What is needed: Present each line of the entries below that holds the word "this".

Extracted records:
╭──
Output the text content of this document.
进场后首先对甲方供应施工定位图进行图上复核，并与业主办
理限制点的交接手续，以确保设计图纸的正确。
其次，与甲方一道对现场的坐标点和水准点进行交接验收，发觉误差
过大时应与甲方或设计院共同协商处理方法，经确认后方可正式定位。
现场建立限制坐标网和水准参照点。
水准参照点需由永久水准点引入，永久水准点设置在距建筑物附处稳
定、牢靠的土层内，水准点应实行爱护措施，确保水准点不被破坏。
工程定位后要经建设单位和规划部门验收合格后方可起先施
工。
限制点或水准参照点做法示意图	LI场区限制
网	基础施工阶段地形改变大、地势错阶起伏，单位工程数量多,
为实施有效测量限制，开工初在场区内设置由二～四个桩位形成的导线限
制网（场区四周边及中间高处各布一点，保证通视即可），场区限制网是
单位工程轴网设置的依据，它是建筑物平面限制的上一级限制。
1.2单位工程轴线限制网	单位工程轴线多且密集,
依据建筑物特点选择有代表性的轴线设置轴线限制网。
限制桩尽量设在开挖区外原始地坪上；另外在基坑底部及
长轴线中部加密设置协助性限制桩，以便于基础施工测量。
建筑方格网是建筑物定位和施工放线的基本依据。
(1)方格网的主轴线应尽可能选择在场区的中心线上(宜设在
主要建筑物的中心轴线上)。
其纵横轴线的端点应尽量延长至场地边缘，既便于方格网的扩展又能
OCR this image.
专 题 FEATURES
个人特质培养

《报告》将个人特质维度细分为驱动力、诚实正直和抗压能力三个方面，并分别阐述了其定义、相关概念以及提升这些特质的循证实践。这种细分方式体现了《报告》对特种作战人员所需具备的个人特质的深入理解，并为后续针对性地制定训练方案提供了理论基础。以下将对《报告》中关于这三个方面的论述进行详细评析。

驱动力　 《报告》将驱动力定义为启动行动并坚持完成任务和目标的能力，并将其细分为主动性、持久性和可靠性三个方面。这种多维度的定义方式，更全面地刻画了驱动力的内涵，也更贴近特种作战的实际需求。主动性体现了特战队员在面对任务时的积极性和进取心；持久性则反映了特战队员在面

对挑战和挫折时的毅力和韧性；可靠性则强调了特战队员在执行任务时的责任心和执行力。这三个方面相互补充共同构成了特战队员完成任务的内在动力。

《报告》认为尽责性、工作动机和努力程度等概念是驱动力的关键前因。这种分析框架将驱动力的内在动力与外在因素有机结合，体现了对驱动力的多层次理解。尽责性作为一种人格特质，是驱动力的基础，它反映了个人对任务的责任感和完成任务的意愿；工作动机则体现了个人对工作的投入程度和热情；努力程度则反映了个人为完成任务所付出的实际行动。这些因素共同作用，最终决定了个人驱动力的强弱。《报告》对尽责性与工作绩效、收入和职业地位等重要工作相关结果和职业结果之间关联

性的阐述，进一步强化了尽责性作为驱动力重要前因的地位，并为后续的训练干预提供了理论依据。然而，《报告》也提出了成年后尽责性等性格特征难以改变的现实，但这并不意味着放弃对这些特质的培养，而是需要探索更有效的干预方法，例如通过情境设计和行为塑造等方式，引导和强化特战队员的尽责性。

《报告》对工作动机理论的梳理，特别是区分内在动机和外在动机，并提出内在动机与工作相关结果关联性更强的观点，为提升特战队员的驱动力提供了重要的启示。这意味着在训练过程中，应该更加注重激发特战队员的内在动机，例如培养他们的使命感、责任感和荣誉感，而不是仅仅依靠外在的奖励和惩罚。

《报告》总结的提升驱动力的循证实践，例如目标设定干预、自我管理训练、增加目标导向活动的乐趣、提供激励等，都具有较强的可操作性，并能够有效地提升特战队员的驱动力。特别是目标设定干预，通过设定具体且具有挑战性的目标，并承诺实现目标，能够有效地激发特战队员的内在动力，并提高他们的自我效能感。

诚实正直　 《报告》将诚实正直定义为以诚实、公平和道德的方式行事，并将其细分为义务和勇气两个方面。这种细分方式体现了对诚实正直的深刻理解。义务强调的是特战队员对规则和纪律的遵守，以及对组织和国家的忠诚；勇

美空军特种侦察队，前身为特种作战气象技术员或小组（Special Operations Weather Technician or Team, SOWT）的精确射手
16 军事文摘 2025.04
╰──
Response:
Output the text content of this document.
OCR this image.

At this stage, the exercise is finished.